### Rows

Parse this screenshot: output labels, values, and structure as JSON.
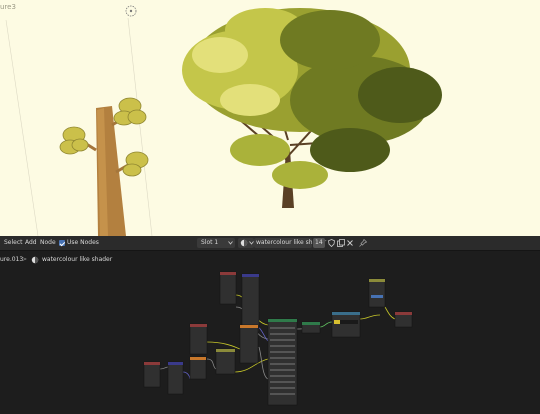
{
  "viewport": {
    "corner_label": "ure3"
  },
  "header": {
    "menu": [
      "Select",
      "Add",
      "Node"
    ],
    "use_nodes_label": "Use Nodes",
    "use_nodes_checked": true,
    "slot": "Slot 1",
    "material_name": "watercolour like shader",
    "user_count": "14"
  },
  "breadcrumb": {
    "object": "ure.013",
    "separator": ">",
    "material": "watercolour like shader"
  },
  "colors": {
    "background": "#fdfbe3",
    "editor_bg": "#1d1d1d",
    "accent": "#4772b3"
  },
  "icons": [
    "gizmo-icon",
    "material-sphere-icon",
    "chevron-down-icon",
    "shield-icon",
    "duplicate-icon",
    "close-icon",
    "pin-icon"
  ]
}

### What is needed
With the pictures left out, transcribe the material exactly.

### Written reply
Parse this screenshot: output labels, values, and structure as JSON.
{
  "viewport": {
    "corner_label": "ure3"
  },
  "header": {
    "menu": [
      "Select",
      "Add",
      "Node"
    ],
    "use_nodes_label": "Use Nodes",
    "use_nodes_checked": true,
    "slot": "Slot 1",
    "material_name": "watercolour like shader",
    "user_count": "14"
  },
  "breadcrumb": {
    "object": "ure.013",
    "separator": ">",
    "material": "watercolour like shader"
  },
  "colors": {
    "background": "#fdfbe3",
    "editor_bg": "#1d1d1d",
    "accent": "#4772b3"
  },
  "icons": [
    "gizmo-icon",
    "material-sphere-icon",
    "chevron-down-icon",
    "shield-icon",
    "duplicate-icon",
    "close-icon",
    "pin-icon"
  ]
}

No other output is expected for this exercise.